▸ EXERCISE DESCRIPTION: In the entries that follow, find the word "不限道具" and report each line it is on.

▸ SOURCE MATERIAL:
>> START

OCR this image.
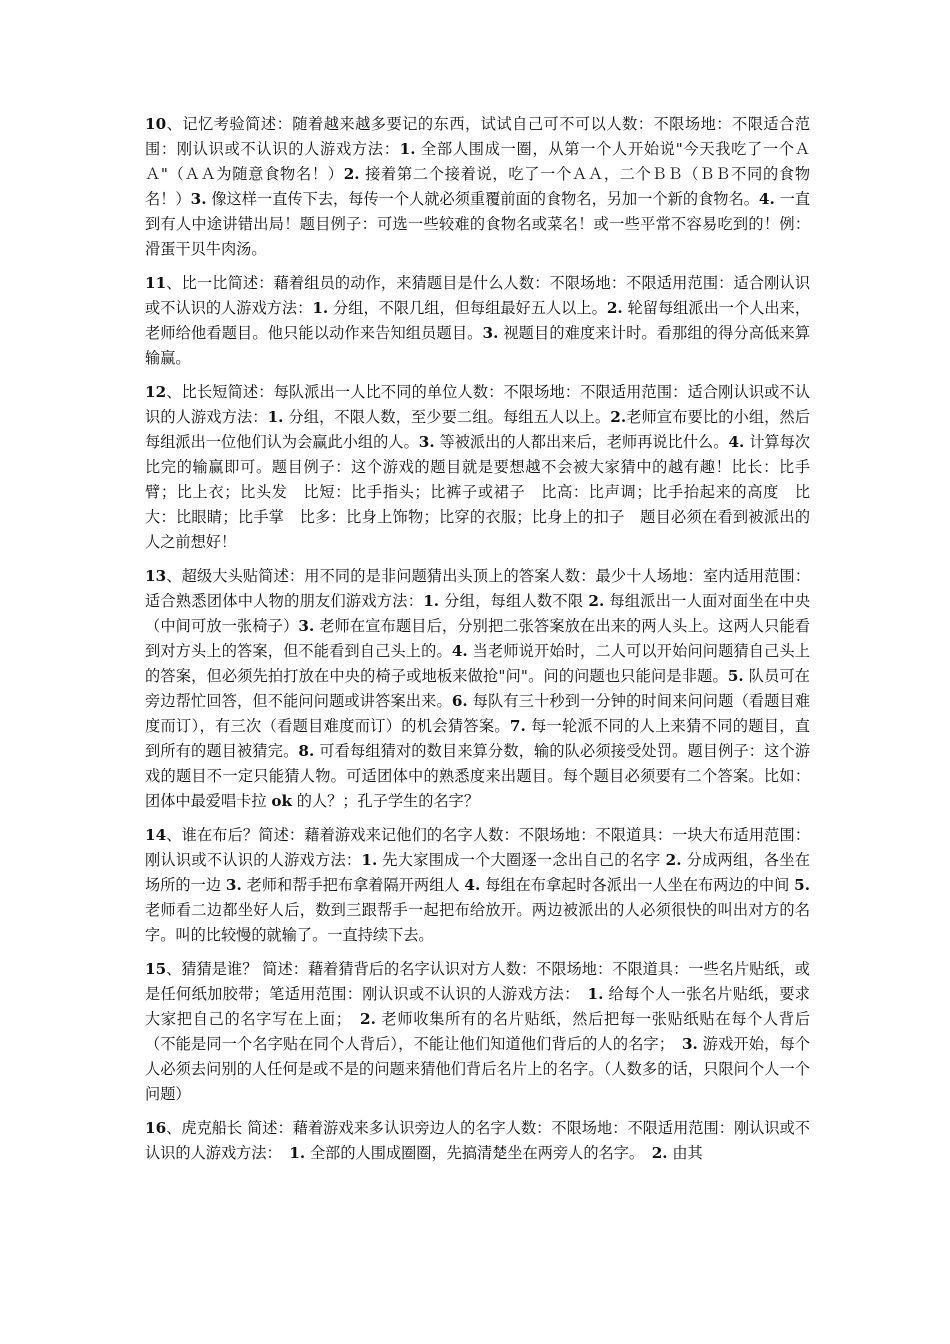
10、记忆考验简述：随着越来越多要记的东西，试试自己可不可以人数：不限场地：不限适合范围：刚认识或不认识的人游戏方法：1. 全部人围成一圈，从第一个人开始说"今天我吃了一个ＡＡ"（ＡＡ为随意食物名！）2. 接着第二个接着说，吃了一个ＡＡ，二个ＢＢ（ＢＢ不同的食物名！）3. 像这样一直传下去，每传一个人就必须重覆前面的食物名，另加一个新的食物名。4. 一直到有人中途讲错出局！题目例子：可选一些较难的食物名或菜名！或一些平常不容易吃到的！例：滑蛋干贝牛肉汤。

11、比一比简述：藉着组员的动作，来猜题目是什么人数：不限场地：不限适用范围：适合刚认识或不认识的人游戏方法：1. 分组，不限几组，但每组最好五人以上。2. 轮留每组派出一个人出来，老师给他看题目。他只能以动作来告知组员题目。3. 视题目的难度来计时。看那组的得分高低来算输赢。

12、比长短简述：每队派出一人比不同的单位人数：不限场地：不限适用范围：适合刚认识或不认识的人游戏方法：1. 分组，不限人数，至少要二组。每组五人以上。2.老师宣布要比的小组，然后每组派出一位他们认为会赢此小组的人。3. 等被派出的人都出来后，老师再说比什么。4. 计算每次比完的输赢即可。题目例子：这个游戏的题目就是要想越不会被大家猜中的越有趣！比长：比手臂；比上衣；比头发　比短：比手指头；比裤子或裙子　比高：比声调；比手抬起来的高度　比大：比眼睛；比手掌　比多：比身上饰物；比穿的衣服；比身上的扣子　题目必须在看到被派出的人之前想好！

13、超级大头贴简述：用不同的是非问题猜出头顶上的答案人数：最少十人场地：室内适用范围：适合熟悉团体中人物的朋友们游戏方法：1. 分组，每组人数不限 2. 每组派出一人面对面坐在中央（中间可放一张椅子）3. 老师在宣布题目后，分别把二张答案放在出来的两人头上。这两人只能看到对方头上的答案，但不能看到自己头上的。4. 当老师说开始时，二人可以开始问问题猜自己头上的答案，但必须先拍打放在中央的椅子或地板来做抢"问"。问的问题也只能问是非题。5. 队员可在旁边帮忙回答，但不能问问题或讲答案出来。6. 每队有三十秒到一分钟的时间来问问题（看题目难度而订），有三次（看题目难度而订）的机会猜答案。7. 每一轮派不同的人上来猜不同的题目，直到所有的题目被猜完。8. 可看每组猜对的数目来算分数，输的队必须接受处罚。题目例子：这个游戏的题目不一定只能猜人物。可适团体中的熟悉度来出题目。每个题目必须要有二个答案。比如：团体中最爱唱卡拉 ok 的人？；孔子学生的名字？

14、谁在布后？简述：藉着游戏来记他们的名字人数：不限场地：不限道具：一块大布适用范围：刚认识或不认识的人游戏方法：1. 先大家围成一个大圈逐一念出自己的名字 2. 分成两组，各坐在场所的一边 3. 老师和帮手把布拿着隔开两组人 4. 每组在布拿起时各派出一人坐在布两边的中间 5. 老师看二边都坐好人后，数到三跟帮手一起把布给放开。两边被派出的人必须很快的叫出对方的名字。叫的比较慢的就输了。一直持续下去。

15、猜猜是谁？ 简述：藉着猜背后的名字认识对方人数：不限场地：不限道具：一些名片贴纸，或是任何纸加胶带；笔适用范围：刚认识或不认识的人游戏方法：　1. 给每个人一张名片贴纸，要求大家把自己的名字写在上面；　2. 老师收集所有的名片贴纸，然后把每一张贴纸贴在每个人背后（不能是同一个名字贴在同个人背后），不能让他们知道他们背后的人的名字；　3. 游戏开始，每个人必须去问别的人任何是或不是的问题来猜他们背后名片上的名字。（人数多的话，只限问个人一个问题）

16、虎克船长 简述：藉着游戏来多认识旁边人的名字人数：不限场地：不限适用范围：刚认识或不认识的人游戏方法：　1. 全部的人围成圈圈，先搞清楚坐在两旁人的名字。　2. 由其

>> END

▸ TASK RESPONSE:
14、谁在布后？简述：藉着游戏来记他们的名字人数：不限场地：不限道具：一块大布适用范围：刚认识或不认识的人游戏方法：1. 先大家围成一个大圈逐一念出自己的名字 2. 分成两组，各坐在场所的一边 3. 老师和帮手把布拿着隔开两组人 4. 每组在布拿起时各派出一人坐在布两边的中间 5. 老师看二边都坐好人后，数到三跟帮手一起把布给放开。两边被派出的人必须很快的叫出对方的名字。叫的比较慢的就输了。一直持续下去。
15、猜猜是谁？ 简述：藉着猜背后的名字认识对方人数：不限场地：不限道具：一些名片贴纸，或是任何纸加胶带；笔适用范围：刚认识或不认识的人游戏方法：　1. 给每个人一张名片贴纸，要求大家把自己的名字写在上面；　2. 老师收集所有的名片贴纸，然后把每一张贴纸贴在每个人背后（不能是同一个名字贴在同个人背后），不能让他们知道他们背后的人的名字；　3. 游戏开始，每个人必须去问别的人任何是或不是的问题来猜他们背后名片上的名字。（人数多的话，只限问个人一个问题）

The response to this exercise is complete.